** Brief **
Gather all lines with the word "chức" in them.

Extracted data entries
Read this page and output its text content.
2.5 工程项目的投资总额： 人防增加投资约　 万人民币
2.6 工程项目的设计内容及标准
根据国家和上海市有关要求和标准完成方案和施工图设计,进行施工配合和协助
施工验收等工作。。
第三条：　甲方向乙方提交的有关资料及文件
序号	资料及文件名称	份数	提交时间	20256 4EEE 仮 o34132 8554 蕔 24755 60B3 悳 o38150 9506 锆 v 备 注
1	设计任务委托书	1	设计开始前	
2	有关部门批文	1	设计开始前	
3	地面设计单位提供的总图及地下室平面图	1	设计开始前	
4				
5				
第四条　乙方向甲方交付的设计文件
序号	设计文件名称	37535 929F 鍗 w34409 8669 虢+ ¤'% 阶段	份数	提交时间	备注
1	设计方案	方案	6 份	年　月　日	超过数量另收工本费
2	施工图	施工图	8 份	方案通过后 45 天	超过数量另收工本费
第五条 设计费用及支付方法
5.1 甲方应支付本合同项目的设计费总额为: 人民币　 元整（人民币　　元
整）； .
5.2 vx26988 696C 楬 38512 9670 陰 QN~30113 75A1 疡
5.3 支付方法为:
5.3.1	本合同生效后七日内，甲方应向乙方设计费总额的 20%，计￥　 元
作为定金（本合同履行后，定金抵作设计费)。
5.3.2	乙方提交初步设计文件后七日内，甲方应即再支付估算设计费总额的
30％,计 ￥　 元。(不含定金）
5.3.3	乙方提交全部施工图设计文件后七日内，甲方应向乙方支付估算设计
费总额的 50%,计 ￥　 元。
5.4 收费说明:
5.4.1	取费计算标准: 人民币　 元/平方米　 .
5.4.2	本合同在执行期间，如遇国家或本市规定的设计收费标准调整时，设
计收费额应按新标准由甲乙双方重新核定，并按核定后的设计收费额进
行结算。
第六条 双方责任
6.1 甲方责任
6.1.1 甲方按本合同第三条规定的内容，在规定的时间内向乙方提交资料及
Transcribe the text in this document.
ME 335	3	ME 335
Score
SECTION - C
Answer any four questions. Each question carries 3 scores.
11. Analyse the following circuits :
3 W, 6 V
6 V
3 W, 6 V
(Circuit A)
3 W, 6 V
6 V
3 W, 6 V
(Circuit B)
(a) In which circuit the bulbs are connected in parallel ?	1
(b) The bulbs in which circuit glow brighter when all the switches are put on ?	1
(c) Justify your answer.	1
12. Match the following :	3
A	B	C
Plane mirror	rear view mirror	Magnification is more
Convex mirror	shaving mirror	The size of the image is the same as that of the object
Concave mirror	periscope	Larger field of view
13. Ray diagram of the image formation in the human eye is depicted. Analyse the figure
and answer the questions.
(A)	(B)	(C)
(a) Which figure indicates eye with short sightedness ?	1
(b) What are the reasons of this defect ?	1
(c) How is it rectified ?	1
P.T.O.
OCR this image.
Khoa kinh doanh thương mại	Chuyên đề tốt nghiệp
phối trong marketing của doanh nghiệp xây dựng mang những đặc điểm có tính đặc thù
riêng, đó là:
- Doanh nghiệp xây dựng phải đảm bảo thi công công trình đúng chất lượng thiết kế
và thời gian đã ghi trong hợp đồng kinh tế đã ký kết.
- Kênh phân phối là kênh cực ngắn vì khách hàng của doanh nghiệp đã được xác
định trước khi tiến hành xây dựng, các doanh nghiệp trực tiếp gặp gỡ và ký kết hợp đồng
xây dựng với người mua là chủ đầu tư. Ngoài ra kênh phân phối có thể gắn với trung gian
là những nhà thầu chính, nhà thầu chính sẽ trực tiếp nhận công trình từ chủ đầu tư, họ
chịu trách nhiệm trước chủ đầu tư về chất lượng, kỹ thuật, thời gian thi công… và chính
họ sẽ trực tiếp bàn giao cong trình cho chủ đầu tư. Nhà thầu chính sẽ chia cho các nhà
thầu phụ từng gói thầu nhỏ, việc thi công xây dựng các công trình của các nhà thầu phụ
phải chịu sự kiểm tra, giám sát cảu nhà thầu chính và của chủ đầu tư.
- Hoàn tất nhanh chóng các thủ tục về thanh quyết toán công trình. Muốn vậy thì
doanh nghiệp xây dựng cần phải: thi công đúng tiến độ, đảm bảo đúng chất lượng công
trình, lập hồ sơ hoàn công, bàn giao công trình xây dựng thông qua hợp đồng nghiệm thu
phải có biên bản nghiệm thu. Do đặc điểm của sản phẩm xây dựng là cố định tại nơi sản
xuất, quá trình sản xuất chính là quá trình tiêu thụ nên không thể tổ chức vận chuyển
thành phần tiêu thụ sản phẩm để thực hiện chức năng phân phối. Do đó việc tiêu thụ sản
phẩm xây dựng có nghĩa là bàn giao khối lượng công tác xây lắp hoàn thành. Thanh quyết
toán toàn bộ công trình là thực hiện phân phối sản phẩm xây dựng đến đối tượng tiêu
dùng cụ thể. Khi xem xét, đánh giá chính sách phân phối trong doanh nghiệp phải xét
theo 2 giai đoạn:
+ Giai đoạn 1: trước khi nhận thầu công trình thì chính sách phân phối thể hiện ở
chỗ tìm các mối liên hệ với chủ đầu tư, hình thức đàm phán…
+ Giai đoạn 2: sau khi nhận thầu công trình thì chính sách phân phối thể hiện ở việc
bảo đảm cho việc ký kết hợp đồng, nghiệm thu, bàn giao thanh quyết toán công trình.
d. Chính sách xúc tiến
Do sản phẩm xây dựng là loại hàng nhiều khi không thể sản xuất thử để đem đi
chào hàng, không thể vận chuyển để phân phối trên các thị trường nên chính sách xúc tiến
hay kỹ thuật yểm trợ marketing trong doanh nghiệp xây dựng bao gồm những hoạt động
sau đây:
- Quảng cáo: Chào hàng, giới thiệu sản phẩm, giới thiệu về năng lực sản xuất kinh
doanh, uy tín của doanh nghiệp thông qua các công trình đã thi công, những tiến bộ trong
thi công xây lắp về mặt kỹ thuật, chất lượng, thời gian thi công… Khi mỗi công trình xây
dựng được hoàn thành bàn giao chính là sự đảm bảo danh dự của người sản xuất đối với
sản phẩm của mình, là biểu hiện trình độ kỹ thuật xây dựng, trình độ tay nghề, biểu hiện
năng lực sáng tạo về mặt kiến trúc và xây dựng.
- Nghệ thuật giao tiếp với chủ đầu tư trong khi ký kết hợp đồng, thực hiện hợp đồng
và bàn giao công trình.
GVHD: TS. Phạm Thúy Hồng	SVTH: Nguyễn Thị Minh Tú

** Solution **
xuất, quá trình sản xuất chính là quá trình tiêu thụ nên không thể tổ chức vận chuyển
thành phần tiêu thụ sản phẩm để thực hiện chức năng phân phối. Do đó việc tiêu thụ sản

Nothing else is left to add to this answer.